The Court also points out that Plaintiff's "prior employment records are not likely to lead to the discovery of admissible evidence — such evidence, as Defendants describe it, would be inadmissible under Federal Rule of Evidence 404(a), which provides that '[e]vidence of a person's character or a trait of character is not admissible for the purpose of proving action in conformity therewith.'" Ireh, 2008 WL 4283344, at *5 (citing Chamberlain v. Farmington Sav. Bank, No. 06-CV-01437, 2007 WL 2786421, at *3 (D. Conn. Sept. 25, 2007) (quashing subpoena served on the plaintiff's former employer when the defendant sought "to discover evidence of the plaintiff's performance history in order to show that he has a propensity for certain performance deficiencies")) (ellipsis omitted); see Henry, 2016 WL 303114, at *4 (stating that "the evidence to be adduced from the non-party employers would likely be inadmissible propensity evidence under Rule 404(a)").

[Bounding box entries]
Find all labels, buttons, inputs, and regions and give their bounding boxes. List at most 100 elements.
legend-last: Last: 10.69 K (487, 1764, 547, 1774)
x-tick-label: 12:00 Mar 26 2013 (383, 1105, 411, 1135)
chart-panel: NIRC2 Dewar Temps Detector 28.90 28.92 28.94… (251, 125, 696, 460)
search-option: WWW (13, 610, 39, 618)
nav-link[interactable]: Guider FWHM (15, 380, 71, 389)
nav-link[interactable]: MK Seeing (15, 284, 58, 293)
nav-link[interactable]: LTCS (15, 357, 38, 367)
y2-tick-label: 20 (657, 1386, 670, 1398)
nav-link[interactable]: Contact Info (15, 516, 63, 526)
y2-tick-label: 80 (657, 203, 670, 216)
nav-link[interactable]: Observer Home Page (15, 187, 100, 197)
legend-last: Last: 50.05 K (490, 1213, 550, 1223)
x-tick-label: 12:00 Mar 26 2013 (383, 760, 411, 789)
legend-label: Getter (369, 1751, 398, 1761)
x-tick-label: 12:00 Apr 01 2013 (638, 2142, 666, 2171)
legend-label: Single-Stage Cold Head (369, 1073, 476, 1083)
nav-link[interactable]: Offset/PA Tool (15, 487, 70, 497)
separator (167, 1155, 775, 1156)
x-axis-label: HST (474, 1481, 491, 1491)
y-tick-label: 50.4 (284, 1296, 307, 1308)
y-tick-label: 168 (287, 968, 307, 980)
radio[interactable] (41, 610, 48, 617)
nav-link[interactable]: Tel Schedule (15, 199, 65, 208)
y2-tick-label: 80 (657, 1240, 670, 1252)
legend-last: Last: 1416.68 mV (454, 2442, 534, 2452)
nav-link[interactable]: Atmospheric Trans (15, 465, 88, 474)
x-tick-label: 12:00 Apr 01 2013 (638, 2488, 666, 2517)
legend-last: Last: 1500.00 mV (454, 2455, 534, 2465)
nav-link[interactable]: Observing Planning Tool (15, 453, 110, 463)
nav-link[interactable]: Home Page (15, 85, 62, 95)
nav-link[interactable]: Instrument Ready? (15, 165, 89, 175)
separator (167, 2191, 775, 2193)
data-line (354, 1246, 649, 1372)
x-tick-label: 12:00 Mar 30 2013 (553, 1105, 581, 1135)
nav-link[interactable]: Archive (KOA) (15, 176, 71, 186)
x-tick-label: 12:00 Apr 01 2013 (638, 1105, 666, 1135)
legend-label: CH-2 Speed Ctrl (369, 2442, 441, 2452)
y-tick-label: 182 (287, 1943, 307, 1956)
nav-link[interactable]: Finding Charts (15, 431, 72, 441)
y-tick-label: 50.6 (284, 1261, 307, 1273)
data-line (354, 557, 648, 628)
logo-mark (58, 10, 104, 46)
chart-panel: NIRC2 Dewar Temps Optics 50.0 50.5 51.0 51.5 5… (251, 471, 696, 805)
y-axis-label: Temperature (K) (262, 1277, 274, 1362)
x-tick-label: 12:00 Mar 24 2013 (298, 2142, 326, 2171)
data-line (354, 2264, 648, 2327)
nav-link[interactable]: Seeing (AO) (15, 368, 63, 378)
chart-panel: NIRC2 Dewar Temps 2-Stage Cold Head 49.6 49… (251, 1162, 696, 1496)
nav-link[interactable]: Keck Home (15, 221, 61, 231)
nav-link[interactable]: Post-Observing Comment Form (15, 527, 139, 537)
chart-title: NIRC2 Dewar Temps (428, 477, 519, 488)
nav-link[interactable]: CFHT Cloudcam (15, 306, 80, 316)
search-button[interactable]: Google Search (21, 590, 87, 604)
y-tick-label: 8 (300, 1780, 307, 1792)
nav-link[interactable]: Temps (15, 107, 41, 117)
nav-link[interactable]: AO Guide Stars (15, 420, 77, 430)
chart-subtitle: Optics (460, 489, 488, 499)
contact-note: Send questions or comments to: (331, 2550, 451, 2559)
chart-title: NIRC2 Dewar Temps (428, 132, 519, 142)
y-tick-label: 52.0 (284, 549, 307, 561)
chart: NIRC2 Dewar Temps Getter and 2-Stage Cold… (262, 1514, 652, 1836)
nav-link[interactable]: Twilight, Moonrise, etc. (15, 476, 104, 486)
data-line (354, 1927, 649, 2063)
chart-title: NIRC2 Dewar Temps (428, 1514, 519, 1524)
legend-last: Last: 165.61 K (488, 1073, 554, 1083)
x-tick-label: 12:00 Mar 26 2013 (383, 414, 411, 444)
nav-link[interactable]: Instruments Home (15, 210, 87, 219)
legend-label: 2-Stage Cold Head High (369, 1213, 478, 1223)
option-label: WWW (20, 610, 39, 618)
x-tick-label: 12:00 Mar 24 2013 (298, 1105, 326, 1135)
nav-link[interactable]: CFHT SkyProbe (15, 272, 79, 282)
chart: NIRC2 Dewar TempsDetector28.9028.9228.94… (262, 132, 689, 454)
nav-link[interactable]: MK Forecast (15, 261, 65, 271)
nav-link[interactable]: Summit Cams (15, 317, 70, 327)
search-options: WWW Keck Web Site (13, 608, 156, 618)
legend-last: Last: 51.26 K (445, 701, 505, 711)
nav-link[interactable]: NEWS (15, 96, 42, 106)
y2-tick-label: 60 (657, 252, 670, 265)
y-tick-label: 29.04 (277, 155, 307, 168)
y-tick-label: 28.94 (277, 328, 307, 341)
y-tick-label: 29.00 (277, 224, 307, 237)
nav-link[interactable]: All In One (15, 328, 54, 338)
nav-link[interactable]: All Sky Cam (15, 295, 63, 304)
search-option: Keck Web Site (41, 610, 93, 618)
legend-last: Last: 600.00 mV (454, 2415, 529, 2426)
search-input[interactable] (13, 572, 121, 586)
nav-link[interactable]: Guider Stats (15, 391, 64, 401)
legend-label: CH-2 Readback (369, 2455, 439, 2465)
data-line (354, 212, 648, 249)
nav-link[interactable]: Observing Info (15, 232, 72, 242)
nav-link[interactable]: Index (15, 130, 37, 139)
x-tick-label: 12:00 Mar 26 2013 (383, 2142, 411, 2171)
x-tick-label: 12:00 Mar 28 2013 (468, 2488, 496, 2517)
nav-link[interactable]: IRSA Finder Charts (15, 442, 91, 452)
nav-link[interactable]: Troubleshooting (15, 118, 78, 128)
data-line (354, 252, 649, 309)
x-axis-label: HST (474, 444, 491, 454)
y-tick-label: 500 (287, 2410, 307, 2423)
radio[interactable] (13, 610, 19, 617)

### Required work
Resume the court opinion excerpt on the plaintiff's prior employment records, writing on from its final sentence. The entries play no part in the work asked for here.

### Answer for this exercise
Finally, the Court is aware that, as noted in their opposition, Defendants previously moved to dismiss the Complaint and to impose sanctions against Plaintiff in this action for allegedly falsifying certain emails produced during discovery and then lying about those emails during her deposition. See Defs.' Opp'n at 2-4; DE 59 (Defendants' motion to dismiss). Judge Bianco denied Defendants' motion, without prejudice, on the grounds that Defendants had not met their burden of demonstrating that Plaintiff had fabricated the emails in question, particularly in light of the contrary evidence proffered by Plaintiff. See 4/17/15 Oral Arg. Tr. at 35:8-14 [DE 72]. Defendants now appear to suggest that they should be permitted to subpoena the Pre-NNR Employers either because of the claims Defendants made against Plaintiff in their motion to dismiss, or as a means to potentially support those claims. See Defs.' Opp'n at 2-4. Whatever the reasoning, the Court declines Defendants' suggestion. First of all, Defendants have not provided the Court with any evidence showing that their motion to dismiss concerned anything more than allegations of misconduct which are heavily disputed by both sides. Moreover, the records Defendants seek to subpoena from the Pre-NNR Employers have no bearing on Defendants' allegations that Plaintiff fabricated emails during discovery in this action. Defendants point out that, during oral argument on their motion to dismiss, Judge Bianco acknowledged that Defendants' allegations against Plaintiff were "serious" and that he allowed both parties to conduct further discovery on the issues raised in Defendants' motion. See Defs.' Opp'n at 4. However, Judge Bianco did not authorize Defendants access to the prior employment records Defendants now seek from the Pre-NNR Employers, and this Court declines to do so now on the basis of Defendants' prior motion to dismiss.

Accordingly, Plaintiff's motion to quash is GRANTED with respect to Demand No. 1, Demand No. 2, Demand No. 3, and Demand No. 6 in the proposed subpoena to the Pre-NNR Employers.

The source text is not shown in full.